GOAL -> Select the lines of the records containing the word "Only" and list them.

ITEMS ->
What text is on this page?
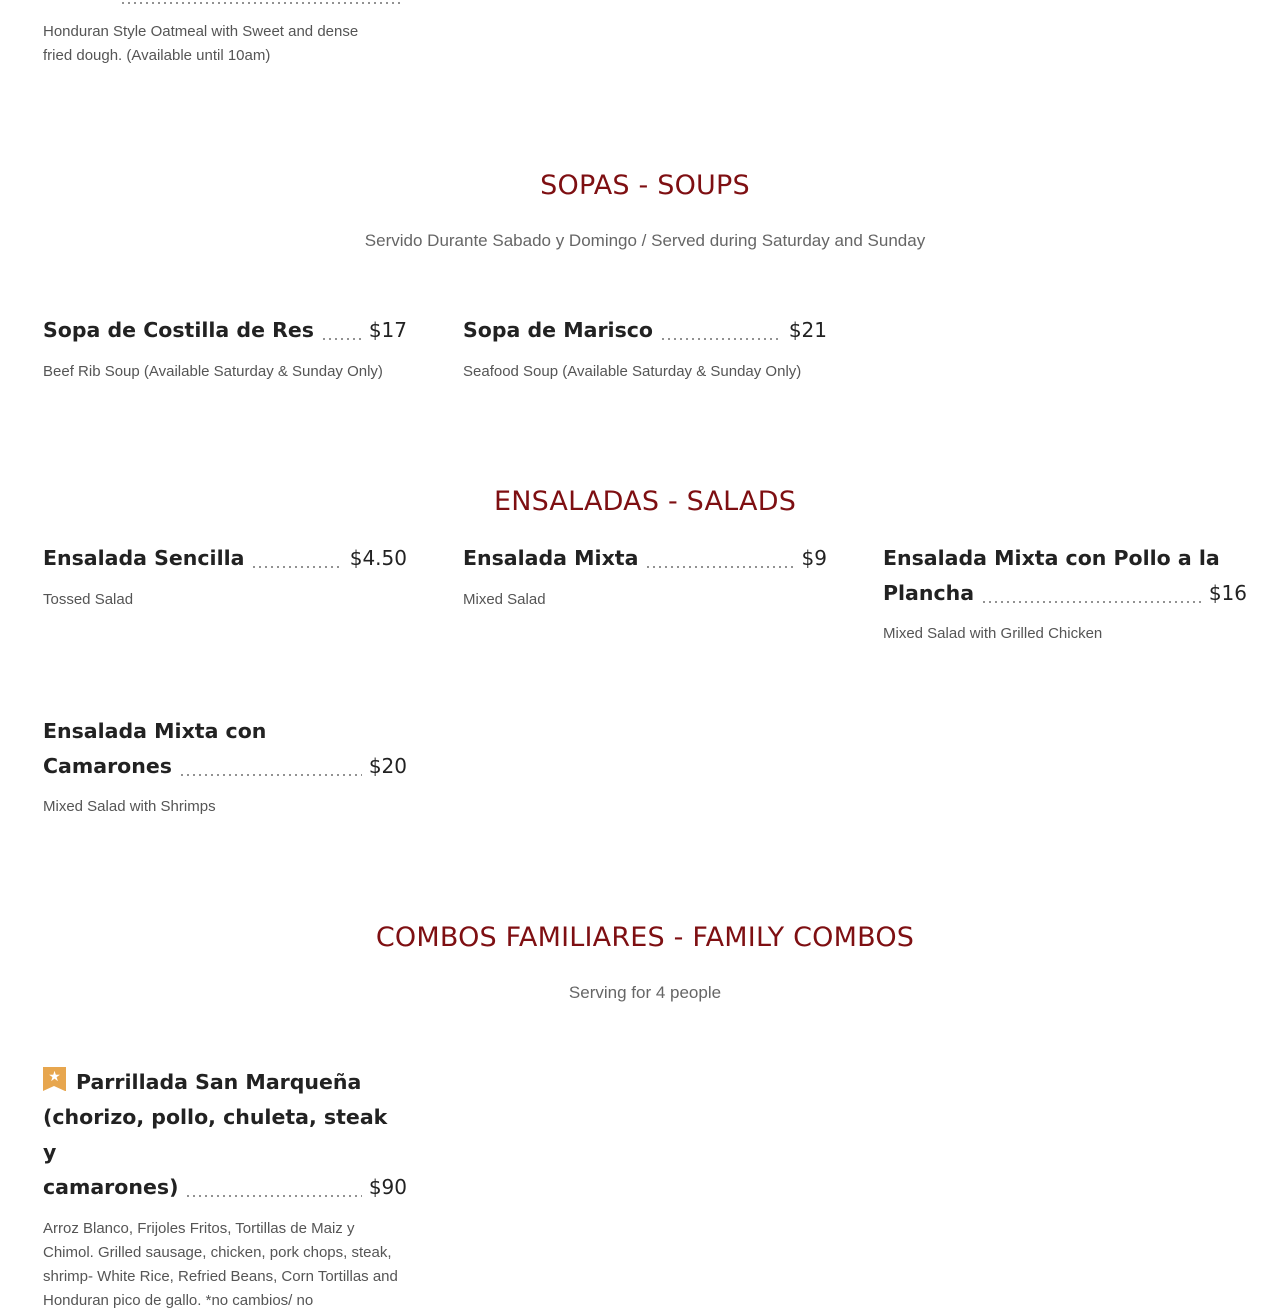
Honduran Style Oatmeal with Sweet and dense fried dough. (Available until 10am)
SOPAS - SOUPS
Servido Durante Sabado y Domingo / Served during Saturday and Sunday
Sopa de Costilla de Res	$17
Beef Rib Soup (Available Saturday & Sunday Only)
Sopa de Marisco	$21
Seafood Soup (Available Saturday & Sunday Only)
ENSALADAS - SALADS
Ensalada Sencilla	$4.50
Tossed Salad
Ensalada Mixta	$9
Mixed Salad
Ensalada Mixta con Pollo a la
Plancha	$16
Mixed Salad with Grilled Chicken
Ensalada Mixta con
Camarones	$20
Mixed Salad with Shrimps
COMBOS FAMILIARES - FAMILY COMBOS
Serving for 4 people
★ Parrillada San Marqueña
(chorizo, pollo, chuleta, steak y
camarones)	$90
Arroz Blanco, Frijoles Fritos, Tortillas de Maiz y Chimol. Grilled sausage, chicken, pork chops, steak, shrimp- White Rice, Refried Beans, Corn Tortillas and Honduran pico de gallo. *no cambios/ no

EXERCISE OUTPUT ->
Beef Rib Soup (Available Saturday & Sunday Only)
Seafood Soup (Available Saturday & Sunday Only)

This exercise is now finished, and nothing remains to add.